** start PROVIDED RECORDS **
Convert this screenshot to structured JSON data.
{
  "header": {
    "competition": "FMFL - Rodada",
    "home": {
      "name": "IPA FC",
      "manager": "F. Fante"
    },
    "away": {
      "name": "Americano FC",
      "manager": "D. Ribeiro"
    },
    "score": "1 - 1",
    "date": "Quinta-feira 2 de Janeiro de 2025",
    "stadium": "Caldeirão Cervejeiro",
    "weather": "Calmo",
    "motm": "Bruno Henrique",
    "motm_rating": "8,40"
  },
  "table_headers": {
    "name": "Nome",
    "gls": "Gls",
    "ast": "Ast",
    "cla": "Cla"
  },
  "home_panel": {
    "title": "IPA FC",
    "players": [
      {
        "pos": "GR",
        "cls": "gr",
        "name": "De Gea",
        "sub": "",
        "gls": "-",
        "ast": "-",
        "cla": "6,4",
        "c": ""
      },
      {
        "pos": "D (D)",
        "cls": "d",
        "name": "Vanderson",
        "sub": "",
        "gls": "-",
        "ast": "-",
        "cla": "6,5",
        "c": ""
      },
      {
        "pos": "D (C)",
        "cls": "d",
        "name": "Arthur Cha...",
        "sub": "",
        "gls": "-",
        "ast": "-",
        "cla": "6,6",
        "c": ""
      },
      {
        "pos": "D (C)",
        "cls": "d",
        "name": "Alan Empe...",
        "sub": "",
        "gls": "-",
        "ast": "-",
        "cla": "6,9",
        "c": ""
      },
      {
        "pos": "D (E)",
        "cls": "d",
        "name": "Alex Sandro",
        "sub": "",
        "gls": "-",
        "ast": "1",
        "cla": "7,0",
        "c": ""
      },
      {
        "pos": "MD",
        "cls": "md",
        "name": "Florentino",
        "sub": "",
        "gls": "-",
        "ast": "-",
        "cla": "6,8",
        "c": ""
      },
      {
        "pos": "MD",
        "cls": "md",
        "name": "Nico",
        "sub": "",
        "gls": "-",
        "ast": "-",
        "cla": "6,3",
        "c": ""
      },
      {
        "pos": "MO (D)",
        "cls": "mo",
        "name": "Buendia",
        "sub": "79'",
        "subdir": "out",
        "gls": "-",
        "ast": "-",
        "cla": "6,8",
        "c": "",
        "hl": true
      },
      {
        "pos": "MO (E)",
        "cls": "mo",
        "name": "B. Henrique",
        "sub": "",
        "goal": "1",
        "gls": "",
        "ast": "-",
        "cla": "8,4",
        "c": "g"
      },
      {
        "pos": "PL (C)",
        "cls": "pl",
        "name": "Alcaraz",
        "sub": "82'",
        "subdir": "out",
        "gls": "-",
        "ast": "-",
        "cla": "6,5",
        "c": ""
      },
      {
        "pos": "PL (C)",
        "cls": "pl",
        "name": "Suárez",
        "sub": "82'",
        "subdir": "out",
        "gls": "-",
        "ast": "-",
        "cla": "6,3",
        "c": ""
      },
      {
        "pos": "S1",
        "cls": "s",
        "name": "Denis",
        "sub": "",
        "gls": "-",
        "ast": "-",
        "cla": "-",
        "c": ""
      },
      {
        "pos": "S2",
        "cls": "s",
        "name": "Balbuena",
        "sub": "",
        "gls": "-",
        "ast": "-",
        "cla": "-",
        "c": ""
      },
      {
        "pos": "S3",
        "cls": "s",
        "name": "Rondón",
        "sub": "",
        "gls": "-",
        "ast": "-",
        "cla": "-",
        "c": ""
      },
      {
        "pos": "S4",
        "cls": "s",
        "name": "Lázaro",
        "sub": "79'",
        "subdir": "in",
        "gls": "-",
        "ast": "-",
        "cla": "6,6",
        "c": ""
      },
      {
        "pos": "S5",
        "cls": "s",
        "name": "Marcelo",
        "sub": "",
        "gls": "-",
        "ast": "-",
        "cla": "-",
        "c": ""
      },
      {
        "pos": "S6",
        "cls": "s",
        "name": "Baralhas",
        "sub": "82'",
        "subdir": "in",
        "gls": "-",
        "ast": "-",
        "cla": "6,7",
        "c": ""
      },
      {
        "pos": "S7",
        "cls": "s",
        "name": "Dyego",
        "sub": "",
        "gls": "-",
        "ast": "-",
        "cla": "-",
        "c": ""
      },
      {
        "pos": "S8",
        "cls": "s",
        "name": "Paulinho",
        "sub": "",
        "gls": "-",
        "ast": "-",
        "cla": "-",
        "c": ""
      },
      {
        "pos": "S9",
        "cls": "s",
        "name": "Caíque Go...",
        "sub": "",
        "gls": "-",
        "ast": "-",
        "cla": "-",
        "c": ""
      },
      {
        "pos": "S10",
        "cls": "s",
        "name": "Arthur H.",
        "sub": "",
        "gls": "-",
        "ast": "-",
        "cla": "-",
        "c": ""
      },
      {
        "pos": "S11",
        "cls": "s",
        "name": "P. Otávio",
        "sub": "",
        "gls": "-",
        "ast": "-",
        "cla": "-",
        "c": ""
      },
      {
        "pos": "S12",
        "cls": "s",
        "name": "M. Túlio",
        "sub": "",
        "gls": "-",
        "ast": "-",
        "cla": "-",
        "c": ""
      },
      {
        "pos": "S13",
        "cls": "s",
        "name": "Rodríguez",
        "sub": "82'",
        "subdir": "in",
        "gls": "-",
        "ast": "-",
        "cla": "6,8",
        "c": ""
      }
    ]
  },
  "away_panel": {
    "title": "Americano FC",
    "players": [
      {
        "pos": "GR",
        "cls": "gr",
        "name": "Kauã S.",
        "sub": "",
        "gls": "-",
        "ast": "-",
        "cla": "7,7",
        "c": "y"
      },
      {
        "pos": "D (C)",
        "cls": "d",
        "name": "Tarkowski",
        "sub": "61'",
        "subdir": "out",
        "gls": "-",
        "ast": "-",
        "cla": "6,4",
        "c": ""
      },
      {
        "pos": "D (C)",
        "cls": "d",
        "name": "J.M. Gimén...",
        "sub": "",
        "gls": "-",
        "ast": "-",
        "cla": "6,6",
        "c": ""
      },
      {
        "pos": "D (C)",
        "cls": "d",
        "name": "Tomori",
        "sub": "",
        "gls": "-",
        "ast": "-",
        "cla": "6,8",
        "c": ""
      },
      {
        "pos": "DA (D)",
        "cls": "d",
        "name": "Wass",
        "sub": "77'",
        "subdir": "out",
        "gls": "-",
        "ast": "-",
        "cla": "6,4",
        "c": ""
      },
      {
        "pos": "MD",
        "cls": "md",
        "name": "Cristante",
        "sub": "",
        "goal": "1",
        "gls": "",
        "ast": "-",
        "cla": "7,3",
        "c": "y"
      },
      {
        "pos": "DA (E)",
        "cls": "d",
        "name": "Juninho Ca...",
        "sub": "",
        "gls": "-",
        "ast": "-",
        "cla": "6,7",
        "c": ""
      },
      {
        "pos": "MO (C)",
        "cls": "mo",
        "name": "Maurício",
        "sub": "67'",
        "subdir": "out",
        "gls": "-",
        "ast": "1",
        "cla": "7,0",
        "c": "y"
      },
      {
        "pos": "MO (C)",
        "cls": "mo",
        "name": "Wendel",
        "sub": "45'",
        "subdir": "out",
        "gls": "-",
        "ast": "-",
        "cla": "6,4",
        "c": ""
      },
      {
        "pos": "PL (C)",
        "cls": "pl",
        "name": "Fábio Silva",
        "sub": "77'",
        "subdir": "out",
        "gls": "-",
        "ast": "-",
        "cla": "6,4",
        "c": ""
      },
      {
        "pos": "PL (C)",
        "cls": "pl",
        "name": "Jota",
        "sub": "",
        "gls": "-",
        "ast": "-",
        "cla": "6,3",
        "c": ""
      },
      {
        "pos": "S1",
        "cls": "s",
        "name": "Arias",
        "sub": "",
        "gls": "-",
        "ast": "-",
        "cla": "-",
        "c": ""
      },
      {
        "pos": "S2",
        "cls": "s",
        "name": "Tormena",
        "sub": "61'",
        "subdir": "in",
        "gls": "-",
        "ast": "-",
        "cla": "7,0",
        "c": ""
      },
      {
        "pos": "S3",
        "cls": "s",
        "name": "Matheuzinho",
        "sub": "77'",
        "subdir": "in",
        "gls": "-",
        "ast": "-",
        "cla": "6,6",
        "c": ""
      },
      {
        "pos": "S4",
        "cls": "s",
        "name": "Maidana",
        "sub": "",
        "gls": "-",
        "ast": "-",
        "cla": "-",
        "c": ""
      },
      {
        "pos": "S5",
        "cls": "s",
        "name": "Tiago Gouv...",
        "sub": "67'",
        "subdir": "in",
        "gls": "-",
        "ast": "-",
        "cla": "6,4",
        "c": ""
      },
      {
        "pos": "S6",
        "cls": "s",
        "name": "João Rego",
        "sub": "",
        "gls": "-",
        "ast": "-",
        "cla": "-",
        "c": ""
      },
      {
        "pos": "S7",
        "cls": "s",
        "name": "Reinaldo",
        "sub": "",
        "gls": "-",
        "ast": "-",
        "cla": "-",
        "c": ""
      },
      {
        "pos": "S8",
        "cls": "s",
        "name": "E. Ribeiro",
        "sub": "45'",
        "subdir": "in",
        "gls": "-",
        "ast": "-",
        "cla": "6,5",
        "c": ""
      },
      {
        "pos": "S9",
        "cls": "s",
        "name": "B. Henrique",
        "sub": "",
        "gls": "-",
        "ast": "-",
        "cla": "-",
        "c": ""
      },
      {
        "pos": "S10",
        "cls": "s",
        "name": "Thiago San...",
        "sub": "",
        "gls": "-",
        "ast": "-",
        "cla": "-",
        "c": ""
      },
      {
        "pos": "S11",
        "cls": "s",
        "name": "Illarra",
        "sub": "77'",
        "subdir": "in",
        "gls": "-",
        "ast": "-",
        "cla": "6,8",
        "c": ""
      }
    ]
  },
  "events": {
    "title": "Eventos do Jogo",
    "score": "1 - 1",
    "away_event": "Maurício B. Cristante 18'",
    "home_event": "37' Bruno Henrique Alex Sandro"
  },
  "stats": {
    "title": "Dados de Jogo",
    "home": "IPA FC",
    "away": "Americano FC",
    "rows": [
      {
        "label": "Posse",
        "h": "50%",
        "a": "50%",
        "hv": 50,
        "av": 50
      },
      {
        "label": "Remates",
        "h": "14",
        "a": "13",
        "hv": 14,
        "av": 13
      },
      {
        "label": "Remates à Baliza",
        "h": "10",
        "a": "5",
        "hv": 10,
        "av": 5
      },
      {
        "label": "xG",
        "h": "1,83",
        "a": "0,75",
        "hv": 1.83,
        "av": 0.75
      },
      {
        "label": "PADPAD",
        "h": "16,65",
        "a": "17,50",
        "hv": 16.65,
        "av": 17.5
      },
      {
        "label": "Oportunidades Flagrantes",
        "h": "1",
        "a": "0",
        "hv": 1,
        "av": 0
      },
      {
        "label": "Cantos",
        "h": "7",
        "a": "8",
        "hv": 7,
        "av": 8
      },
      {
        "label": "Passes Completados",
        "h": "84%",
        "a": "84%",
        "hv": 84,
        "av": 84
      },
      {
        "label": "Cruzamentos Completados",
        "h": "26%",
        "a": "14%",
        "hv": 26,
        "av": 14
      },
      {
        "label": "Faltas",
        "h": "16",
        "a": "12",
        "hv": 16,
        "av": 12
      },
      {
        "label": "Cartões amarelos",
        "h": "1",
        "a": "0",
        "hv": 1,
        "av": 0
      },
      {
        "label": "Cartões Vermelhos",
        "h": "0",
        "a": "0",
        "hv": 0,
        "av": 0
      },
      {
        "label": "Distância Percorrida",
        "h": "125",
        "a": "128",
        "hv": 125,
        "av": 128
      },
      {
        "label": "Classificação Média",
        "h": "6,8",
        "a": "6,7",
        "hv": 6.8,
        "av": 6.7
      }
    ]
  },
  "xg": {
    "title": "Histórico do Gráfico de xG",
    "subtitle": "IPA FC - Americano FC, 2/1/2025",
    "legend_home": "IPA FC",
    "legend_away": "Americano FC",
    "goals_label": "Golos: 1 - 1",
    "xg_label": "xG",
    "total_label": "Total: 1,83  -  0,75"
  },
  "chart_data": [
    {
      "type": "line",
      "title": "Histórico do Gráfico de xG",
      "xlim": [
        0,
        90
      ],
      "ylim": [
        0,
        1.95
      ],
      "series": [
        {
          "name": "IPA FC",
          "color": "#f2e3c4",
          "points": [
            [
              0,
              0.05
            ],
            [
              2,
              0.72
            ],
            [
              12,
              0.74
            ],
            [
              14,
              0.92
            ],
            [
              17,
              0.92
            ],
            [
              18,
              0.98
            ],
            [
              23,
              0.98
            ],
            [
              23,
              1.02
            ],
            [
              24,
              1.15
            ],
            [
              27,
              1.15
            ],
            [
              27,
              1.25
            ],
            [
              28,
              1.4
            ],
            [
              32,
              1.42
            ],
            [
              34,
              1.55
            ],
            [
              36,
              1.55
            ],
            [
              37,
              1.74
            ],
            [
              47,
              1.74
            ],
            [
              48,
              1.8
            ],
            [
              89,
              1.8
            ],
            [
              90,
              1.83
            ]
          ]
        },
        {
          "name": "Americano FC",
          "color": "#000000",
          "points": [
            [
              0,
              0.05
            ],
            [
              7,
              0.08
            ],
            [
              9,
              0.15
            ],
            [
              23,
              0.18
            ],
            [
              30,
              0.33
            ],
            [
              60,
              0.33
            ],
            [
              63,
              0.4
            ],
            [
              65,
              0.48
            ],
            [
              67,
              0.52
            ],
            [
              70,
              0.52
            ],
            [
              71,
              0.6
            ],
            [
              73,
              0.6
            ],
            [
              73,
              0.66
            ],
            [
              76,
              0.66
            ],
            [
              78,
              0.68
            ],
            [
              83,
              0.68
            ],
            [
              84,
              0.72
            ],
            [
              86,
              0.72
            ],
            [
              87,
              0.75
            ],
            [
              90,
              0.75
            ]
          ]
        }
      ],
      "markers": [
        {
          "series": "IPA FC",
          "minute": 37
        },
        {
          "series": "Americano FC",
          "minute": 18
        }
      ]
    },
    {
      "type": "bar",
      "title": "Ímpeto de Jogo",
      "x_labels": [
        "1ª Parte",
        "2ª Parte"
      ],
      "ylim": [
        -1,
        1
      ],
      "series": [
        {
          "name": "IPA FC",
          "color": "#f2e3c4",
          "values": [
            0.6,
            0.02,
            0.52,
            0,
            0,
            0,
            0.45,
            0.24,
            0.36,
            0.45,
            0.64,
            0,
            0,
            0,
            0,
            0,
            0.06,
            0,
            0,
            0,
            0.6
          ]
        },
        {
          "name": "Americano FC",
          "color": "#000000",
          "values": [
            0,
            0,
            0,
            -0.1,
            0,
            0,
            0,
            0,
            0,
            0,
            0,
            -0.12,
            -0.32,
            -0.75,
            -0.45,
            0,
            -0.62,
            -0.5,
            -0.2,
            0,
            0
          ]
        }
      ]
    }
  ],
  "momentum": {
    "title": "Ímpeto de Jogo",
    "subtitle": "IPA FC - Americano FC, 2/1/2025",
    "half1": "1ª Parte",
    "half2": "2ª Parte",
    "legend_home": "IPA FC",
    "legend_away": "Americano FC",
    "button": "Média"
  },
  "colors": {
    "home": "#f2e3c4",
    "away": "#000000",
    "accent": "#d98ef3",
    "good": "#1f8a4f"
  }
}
** end PROVIDED RECORDS **
Copy down every line of the material above that includes the string "Cartões".

- **THE COMPLETED TASK**
        "label": "Cartões amarelos",
        "label": "Cartões Vermelhos",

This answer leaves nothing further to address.